◆ **PROMPT**:
Pick out every line in the data below that holds "Monitor".

◆ **RECORD LIST**:
════════════════

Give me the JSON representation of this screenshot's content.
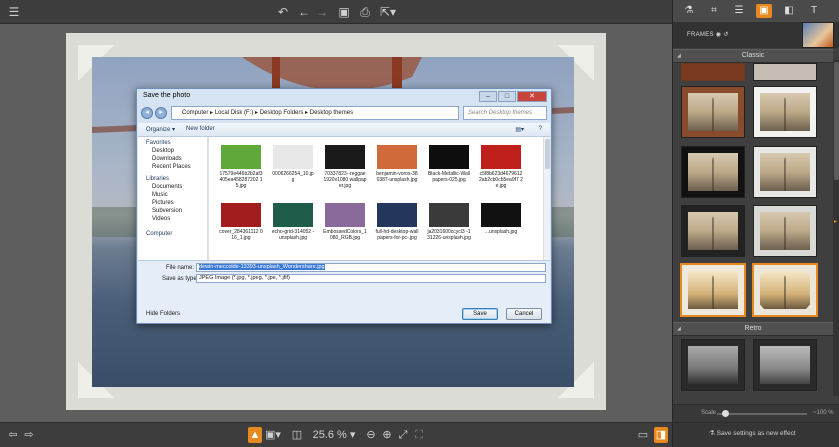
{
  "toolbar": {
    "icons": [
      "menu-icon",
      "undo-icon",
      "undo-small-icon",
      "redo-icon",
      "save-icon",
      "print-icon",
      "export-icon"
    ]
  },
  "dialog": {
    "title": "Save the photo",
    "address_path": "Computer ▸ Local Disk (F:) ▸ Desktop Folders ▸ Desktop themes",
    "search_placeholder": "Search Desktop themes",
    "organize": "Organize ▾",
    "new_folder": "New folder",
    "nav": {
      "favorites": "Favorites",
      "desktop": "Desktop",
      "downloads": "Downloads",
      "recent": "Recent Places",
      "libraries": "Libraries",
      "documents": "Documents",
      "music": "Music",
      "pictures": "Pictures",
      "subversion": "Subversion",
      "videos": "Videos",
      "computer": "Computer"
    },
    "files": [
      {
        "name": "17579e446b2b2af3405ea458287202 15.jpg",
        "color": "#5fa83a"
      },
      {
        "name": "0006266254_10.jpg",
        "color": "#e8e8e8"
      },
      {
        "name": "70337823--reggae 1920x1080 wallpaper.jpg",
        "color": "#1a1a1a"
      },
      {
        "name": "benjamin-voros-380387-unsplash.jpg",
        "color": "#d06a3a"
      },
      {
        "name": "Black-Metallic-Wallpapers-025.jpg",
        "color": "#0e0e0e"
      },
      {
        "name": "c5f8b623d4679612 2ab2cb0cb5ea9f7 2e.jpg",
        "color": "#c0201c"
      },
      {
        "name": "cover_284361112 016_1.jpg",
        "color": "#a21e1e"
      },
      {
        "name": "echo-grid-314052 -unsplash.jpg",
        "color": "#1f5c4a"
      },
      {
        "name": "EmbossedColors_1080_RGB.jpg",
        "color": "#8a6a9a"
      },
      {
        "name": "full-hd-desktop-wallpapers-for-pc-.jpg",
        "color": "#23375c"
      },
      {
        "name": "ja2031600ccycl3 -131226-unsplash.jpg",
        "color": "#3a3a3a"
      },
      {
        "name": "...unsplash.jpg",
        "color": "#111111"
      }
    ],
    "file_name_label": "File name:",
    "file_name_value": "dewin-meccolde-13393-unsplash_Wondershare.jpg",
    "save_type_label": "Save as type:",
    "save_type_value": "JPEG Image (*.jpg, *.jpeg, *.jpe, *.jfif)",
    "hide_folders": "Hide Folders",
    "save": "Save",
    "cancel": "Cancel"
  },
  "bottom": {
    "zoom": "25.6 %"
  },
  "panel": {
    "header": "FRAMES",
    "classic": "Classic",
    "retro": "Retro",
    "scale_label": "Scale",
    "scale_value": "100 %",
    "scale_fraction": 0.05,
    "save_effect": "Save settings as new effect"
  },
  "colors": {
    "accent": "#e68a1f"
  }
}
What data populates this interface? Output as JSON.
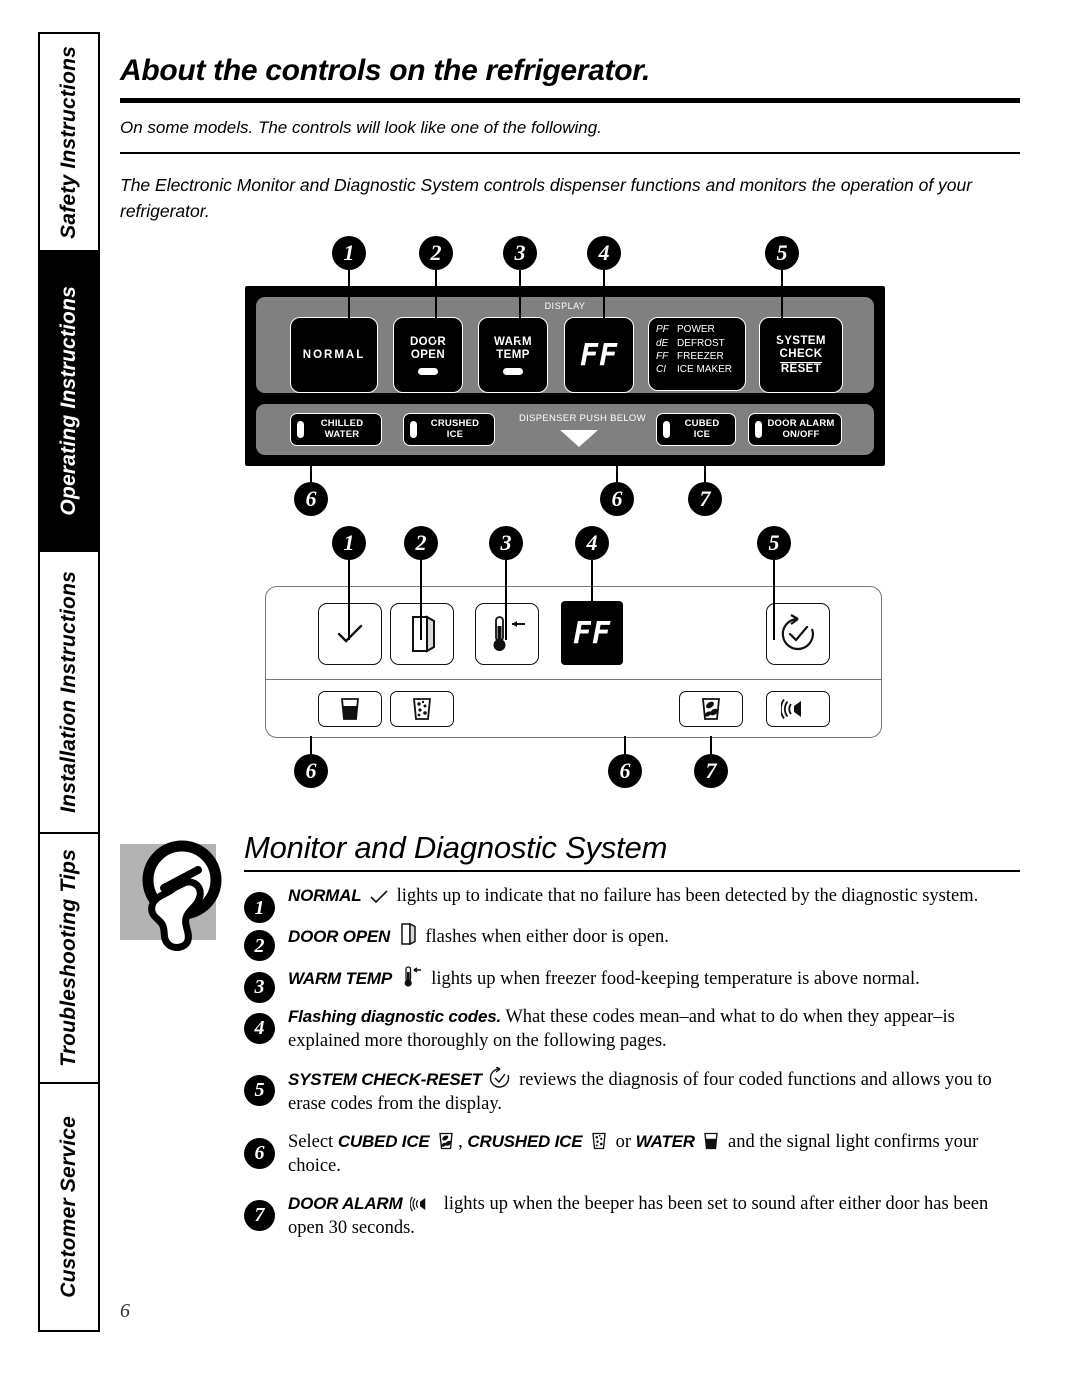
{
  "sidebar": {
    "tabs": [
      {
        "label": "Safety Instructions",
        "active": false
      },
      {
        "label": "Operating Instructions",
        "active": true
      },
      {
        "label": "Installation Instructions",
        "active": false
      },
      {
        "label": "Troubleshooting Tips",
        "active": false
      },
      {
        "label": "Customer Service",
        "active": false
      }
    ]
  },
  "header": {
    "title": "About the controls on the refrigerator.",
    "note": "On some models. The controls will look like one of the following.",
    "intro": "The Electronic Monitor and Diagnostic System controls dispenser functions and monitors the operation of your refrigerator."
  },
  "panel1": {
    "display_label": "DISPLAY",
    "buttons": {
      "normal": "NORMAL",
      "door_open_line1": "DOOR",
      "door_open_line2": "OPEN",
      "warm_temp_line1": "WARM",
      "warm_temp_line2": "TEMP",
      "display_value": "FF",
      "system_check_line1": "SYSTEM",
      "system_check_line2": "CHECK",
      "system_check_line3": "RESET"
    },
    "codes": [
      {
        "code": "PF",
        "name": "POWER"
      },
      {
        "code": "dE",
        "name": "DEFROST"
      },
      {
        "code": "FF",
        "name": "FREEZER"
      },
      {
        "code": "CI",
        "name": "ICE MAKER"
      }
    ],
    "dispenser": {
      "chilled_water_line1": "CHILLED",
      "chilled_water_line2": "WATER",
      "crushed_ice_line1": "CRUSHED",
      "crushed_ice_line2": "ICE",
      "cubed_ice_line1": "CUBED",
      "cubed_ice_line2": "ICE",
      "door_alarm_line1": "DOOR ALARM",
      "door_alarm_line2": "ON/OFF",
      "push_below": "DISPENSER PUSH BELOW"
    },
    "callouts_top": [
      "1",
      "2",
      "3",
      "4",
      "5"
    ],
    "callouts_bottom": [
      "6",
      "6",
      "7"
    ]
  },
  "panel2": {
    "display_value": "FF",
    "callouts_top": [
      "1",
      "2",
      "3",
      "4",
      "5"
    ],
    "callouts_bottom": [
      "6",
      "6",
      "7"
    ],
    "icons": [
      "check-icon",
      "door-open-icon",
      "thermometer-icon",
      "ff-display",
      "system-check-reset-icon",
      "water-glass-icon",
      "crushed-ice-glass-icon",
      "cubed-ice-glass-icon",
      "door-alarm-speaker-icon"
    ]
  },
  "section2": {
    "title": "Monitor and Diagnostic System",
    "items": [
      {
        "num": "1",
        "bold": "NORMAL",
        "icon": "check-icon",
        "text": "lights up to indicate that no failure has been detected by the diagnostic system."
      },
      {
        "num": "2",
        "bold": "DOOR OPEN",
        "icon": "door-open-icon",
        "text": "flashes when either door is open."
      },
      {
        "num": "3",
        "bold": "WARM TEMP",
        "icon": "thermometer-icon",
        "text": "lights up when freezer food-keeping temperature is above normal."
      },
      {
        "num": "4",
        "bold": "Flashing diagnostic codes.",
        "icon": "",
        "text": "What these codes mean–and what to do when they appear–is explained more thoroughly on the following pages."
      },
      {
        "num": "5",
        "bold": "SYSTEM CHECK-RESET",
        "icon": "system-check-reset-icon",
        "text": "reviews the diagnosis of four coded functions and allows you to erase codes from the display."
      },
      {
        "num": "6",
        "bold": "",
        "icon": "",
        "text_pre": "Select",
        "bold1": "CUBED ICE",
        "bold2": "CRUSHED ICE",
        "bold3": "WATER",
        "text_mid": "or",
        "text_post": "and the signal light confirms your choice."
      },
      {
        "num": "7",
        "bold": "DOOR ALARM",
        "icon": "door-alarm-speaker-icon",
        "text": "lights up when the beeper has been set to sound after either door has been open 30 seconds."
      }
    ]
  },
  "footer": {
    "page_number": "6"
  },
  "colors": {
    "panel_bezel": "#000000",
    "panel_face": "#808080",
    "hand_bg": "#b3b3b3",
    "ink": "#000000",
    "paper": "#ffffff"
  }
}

════════════════

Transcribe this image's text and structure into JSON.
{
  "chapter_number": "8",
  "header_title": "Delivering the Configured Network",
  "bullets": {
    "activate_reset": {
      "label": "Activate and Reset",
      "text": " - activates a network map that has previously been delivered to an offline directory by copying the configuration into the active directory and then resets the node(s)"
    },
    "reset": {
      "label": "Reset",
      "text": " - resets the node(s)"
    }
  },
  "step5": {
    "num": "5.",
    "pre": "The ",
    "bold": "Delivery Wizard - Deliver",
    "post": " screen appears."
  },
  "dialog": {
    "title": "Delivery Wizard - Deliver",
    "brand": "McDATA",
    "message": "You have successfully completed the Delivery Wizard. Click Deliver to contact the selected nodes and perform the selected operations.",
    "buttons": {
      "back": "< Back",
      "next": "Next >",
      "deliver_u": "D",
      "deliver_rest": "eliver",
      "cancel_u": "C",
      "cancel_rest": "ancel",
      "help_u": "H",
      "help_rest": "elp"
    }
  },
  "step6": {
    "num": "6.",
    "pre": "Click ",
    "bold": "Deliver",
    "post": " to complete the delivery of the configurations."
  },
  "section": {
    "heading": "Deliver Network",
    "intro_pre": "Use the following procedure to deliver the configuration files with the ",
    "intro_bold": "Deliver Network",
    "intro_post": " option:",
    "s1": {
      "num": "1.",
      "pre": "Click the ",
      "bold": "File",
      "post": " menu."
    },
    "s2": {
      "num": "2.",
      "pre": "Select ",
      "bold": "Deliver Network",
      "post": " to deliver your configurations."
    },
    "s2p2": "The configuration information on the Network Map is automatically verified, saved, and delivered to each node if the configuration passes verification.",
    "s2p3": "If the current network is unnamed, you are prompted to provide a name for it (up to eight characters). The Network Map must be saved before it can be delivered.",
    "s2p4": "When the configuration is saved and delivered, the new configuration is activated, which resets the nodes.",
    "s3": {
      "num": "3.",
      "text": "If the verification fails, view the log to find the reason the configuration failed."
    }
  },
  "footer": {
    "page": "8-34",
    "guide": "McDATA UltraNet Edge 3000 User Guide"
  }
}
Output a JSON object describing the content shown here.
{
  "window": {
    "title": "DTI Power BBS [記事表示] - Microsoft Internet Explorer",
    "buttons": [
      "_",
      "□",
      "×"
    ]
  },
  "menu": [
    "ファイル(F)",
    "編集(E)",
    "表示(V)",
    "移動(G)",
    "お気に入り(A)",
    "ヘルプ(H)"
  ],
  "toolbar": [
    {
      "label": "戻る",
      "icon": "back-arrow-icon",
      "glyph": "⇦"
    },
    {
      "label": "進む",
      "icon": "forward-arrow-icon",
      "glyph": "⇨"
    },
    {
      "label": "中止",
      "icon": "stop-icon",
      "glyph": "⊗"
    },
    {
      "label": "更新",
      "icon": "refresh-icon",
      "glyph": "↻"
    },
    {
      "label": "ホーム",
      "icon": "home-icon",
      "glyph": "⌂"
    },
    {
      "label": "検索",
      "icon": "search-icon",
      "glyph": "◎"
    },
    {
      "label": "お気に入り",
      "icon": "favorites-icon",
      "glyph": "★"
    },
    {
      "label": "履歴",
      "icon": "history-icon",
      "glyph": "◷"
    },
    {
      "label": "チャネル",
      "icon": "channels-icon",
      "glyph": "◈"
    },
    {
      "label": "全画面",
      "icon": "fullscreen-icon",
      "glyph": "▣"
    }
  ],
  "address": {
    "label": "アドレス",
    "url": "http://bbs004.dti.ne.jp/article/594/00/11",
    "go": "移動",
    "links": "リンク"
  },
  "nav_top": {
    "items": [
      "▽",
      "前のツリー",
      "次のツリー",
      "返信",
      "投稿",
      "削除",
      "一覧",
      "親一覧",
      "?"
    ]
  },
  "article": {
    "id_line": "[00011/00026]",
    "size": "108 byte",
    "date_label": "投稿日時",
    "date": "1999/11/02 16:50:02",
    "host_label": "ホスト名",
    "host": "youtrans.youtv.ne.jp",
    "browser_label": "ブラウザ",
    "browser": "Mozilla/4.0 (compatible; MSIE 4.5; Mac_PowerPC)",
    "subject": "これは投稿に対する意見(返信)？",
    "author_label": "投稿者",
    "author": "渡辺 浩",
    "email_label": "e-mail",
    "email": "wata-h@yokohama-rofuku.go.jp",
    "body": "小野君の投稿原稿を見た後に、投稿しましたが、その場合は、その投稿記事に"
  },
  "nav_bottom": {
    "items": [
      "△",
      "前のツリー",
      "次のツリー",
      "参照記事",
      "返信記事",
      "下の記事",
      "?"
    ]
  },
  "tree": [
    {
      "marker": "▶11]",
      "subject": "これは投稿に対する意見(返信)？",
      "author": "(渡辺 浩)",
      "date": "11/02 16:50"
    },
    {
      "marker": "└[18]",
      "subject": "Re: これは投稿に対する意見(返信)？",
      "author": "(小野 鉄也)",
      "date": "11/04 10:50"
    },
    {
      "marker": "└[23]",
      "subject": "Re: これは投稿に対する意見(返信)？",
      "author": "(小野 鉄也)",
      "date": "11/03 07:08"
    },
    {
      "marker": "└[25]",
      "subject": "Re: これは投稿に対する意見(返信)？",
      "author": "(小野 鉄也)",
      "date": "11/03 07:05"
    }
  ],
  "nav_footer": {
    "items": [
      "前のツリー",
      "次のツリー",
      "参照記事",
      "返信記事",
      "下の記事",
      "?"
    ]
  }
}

════════════════

◆ **REPLY TO THE EXERCISE**:
    "intro": "The Electronic Monitor and Diagnostic System controls dispenser functions and monitors the operation of your refrigerator."
    "title": "Monitor and Diagnostic System",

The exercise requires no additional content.